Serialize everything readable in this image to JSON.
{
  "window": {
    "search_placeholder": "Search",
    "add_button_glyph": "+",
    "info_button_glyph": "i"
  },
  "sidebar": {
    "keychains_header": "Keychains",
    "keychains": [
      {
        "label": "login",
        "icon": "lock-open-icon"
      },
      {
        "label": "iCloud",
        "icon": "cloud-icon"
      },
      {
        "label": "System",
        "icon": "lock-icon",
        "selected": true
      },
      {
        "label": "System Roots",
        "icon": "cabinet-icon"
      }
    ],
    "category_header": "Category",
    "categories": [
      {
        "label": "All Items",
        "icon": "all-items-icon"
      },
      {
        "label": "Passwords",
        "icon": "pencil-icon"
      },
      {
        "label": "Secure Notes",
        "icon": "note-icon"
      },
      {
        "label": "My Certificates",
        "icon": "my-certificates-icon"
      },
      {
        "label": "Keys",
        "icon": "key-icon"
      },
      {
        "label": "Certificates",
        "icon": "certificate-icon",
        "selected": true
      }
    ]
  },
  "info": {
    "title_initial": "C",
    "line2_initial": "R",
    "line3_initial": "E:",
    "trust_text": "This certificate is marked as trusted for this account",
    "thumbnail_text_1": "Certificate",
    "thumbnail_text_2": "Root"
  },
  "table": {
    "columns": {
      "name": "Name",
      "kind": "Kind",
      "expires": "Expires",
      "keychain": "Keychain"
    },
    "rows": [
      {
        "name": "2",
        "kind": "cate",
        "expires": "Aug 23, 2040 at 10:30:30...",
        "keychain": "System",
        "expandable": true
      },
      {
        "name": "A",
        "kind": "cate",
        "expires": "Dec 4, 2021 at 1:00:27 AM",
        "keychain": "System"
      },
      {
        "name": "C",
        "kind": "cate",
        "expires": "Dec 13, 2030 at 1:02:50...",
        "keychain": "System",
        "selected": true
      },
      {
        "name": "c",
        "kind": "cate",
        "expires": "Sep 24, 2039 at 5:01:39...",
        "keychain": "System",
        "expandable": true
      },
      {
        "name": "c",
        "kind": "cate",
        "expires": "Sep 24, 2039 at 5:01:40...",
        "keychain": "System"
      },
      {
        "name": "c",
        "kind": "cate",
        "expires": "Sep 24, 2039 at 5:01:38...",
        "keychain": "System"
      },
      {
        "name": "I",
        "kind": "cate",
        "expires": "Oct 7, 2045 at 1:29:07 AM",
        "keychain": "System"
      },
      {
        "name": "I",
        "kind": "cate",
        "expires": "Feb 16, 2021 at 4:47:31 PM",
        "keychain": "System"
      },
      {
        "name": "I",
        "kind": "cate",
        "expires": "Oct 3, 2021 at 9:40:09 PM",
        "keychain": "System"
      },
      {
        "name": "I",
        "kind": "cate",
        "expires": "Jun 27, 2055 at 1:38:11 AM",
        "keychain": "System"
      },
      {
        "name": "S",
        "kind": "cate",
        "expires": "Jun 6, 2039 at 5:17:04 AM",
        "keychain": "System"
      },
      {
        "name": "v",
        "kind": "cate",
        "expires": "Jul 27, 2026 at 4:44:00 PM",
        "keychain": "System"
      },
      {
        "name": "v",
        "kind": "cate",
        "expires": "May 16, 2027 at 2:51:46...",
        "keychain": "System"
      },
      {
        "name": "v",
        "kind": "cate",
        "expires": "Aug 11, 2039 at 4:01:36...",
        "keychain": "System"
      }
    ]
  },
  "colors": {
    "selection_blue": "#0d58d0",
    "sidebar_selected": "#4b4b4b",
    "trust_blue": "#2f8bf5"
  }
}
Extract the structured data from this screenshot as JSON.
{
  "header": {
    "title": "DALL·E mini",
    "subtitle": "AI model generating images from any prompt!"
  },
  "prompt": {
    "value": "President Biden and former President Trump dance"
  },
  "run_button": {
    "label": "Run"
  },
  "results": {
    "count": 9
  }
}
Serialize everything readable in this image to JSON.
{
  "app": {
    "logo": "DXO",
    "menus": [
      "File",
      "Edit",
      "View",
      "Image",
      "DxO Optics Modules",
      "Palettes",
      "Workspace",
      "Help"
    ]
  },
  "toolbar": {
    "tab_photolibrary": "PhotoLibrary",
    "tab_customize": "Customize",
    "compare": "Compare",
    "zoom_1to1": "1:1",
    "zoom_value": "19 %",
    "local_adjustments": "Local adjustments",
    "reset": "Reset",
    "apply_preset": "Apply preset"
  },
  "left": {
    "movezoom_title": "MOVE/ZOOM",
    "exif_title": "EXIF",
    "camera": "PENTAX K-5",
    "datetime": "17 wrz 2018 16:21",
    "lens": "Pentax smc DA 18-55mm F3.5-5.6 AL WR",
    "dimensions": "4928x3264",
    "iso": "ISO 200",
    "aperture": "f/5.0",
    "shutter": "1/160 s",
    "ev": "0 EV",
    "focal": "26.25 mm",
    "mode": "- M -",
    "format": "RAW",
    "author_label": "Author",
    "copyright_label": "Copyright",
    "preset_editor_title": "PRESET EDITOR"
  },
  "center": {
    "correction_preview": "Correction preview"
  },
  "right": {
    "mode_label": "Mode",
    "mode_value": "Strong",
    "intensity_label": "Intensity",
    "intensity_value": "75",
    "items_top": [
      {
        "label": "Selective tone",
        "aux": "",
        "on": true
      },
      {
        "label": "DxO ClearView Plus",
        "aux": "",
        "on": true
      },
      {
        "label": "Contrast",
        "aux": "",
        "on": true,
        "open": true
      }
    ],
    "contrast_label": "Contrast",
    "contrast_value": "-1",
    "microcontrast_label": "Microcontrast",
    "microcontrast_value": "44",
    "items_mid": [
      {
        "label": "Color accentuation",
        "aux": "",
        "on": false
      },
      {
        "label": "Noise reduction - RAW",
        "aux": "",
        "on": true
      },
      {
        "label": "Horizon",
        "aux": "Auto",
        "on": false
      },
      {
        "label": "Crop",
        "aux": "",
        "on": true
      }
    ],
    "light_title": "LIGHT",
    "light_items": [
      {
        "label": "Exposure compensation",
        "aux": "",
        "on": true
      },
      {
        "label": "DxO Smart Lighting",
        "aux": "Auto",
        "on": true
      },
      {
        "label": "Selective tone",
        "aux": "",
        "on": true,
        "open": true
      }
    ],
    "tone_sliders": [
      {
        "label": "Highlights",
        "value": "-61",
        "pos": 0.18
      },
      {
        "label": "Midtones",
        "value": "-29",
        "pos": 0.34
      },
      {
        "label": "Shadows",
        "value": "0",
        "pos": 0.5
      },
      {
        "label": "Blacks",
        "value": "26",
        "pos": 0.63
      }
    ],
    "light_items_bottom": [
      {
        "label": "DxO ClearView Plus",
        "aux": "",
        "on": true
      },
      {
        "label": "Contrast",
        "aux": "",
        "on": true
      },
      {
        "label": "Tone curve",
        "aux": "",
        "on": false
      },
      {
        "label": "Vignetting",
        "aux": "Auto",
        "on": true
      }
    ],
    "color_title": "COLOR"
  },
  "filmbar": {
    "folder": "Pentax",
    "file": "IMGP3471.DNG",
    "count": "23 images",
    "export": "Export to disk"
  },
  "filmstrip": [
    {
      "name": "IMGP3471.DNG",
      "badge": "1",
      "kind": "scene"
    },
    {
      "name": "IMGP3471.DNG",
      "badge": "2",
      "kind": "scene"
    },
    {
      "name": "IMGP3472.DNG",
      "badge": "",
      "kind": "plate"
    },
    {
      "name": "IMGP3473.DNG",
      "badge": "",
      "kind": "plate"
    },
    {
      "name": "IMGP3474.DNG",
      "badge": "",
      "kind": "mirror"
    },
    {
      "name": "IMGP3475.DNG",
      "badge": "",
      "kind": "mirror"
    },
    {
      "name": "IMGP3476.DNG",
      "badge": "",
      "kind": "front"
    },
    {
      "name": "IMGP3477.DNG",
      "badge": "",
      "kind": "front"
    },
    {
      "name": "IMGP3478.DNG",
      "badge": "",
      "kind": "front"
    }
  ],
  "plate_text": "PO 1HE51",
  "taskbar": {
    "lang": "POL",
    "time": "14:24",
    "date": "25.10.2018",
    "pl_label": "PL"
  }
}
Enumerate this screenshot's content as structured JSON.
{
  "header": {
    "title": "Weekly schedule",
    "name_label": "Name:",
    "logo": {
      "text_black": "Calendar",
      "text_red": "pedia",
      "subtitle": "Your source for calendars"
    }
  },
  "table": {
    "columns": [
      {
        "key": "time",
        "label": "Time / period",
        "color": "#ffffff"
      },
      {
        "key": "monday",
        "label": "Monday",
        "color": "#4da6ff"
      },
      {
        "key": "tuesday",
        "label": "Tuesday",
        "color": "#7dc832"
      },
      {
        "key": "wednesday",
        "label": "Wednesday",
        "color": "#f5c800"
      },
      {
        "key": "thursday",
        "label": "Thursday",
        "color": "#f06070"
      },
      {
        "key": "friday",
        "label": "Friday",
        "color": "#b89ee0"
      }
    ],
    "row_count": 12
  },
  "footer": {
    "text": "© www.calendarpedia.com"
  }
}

▸ **What you need to do**:
Reproduce each line holding the word "structured".

▸ **Final answer**:
Extract the structured data from this screenshot as JSON.
Enumerate this screenshot's content as structured JSON.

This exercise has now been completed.